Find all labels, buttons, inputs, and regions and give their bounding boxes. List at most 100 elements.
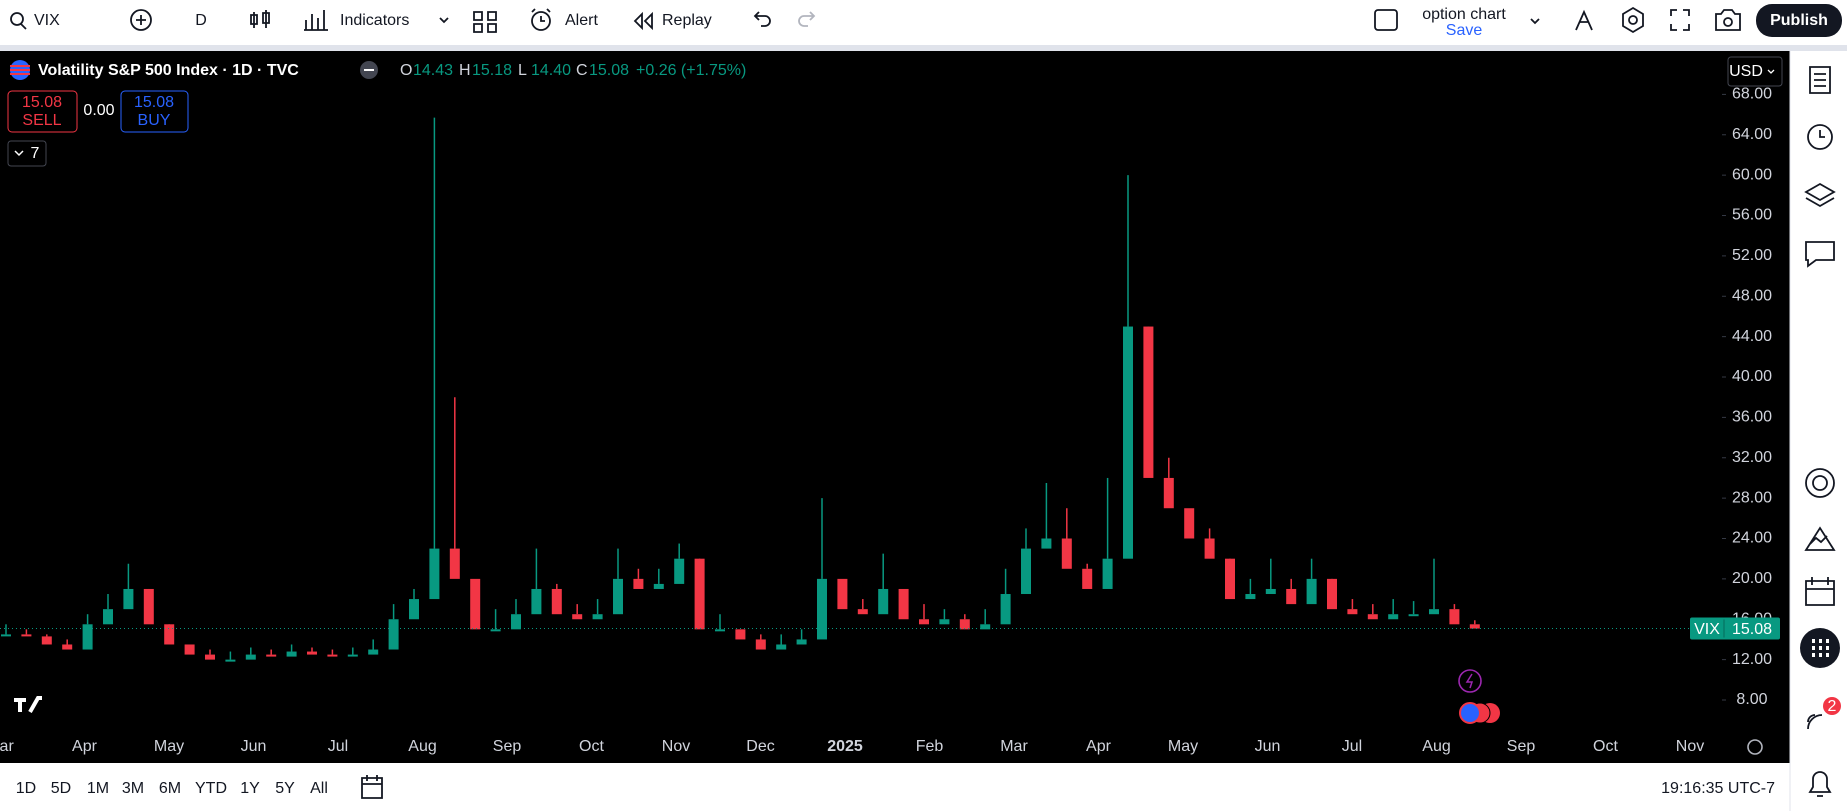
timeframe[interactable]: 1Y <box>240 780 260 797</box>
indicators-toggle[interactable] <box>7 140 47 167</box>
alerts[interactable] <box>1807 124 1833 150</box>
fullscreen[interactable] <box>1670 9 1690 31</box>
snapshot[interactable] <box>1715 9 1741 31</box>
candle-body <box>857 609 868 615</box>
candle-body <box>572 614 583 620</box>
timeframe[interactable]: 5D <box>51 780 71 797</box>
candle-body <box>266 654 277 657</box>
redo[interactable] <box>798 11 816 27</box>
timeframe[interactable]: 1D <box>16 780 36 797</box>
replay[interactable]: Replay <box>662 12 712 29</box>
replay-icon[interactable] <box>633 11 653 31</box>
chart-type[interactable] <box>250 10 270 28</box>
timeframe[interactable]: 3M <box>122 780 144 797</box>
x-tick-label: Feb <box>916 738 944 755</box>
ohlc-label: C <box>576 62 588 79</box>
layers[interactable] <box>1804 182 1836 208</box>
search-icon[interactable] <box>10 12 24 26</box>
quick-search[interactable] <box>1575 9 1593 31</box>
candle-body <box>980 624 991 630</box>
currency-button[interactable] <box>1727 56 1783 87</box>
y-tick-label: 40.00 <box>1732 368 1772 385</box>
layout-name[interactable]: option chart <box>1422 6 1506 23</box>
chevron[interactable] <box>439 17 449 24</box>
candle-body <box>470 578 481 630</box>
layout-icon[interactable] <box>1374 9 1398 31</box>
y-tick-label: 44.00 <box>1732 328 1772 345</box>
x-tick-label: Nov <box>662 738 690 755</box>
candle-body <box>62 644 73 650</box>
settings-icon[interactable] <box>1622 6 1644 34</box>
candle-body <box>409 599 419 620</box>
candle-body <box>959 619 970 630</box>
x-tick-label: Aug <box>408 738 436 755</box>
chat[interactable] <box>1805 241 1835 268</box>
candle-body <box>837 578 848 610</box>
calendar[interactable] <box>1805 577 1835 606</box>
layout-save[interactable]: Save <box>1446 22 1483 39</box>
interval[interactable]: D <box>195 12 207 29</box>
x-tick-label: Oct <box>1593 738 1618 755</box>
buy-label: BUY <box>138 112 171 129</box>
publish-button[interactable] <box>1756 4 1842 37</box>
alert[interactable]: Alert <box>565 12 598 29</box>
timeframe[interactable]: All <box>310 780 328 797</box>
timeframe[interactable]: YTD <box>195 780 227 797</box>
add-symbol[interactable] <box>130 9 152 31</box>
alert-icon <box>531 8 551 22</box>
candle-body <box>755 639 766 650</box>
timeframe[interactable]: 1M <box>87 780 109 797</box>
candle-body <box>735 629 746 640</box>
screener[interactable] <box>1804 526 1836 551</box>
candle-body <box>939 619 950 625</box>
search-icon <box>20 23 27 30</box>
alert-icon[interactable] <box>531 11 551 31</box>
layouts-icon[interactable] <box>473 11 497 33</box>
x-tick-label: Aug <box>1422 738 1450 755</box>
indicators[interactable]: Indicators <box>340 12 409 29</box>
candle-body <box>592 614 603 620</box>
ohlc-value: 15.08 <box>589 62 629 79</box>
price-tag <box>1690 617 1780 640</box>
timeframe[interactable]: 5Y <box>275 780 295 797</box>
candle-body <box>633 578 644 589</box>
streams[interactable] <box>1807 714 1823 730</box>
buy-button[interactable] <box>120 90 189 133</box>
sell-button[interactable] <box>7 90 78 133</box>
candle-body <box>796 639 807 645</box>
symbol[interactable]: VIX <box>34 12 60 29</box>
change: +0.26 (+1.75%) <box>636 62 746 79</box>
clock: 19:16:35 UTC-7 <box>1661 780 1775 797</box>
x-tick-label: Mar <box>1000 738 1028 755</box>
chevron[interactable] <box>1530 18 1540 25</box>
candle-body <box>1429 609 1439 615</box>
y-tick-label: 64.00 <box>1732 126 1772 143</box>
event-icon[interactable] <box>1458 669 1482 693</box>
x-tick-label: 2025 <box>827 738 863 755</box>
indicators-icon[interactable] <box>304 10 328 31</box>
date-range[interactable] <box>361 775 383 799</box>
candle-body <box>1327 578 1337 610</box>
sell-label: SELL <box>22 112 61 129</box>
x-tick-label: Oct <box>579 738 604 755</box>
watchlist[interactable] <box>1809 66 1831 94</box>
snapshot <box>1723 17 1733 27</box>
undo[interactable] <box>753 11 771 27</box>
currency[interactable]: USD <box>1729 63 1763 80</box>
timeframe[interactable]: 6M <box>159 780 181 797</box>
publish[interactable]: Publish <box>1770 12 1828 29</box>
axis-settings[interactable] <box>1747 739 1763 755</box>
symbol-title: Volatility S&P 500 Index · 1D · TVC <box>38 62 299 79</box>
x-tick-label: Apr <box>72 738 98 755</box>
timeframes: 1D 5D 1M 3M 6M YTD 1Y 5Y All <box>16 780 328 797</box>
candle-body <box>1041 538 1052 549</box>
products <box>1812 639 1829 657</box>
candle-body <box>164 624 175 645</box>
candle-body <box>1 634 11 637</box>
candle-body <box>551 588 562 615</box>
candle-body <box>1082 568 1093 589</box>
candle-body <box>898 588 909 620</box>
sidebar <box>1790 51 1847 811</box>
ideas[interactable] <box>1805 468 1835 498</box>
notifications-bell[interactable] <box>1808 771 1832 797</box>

------------------------------------------------------------

「timeframe[interactable]: 1Y <box>240」を含む行から「chart-type[interactable] <box>250 10」を含む行までの範囲について、「candle-body」を「bar-body」に書き換え、ほかはそのままにして示しなさい。

**最終結果**
timeframe[interactable]: 1Y <box>240 780 260 797</box>
indicators-toggle[interactable] <box>7 140 47 167</box>
alerts[interactable] <box>1807 124 1833 150</box>
fullscreen[interactable] <box>1670 9 1690 31</box>
snapshot[interactable] <box>1715 9 1741 31</box>
bar-body <box>857 609 868 615</box>
bar-body <box>572 614 583 620</box>
timeframe[interactable]: 5D <box>51 780 71 797</box>
bar-body <box>266 654 277 657</box>
redo[interactable] <box>798 11 816 27</box>
timeframe[interactable]: 1D <box>16 780 36 797</box>
replay[interactable]: Replay <box>662 12 712 29</box>
replay-icon[interactable] <box>633 11 653 31</box>
chart-type[interactable] <box>250 10 270 28</box>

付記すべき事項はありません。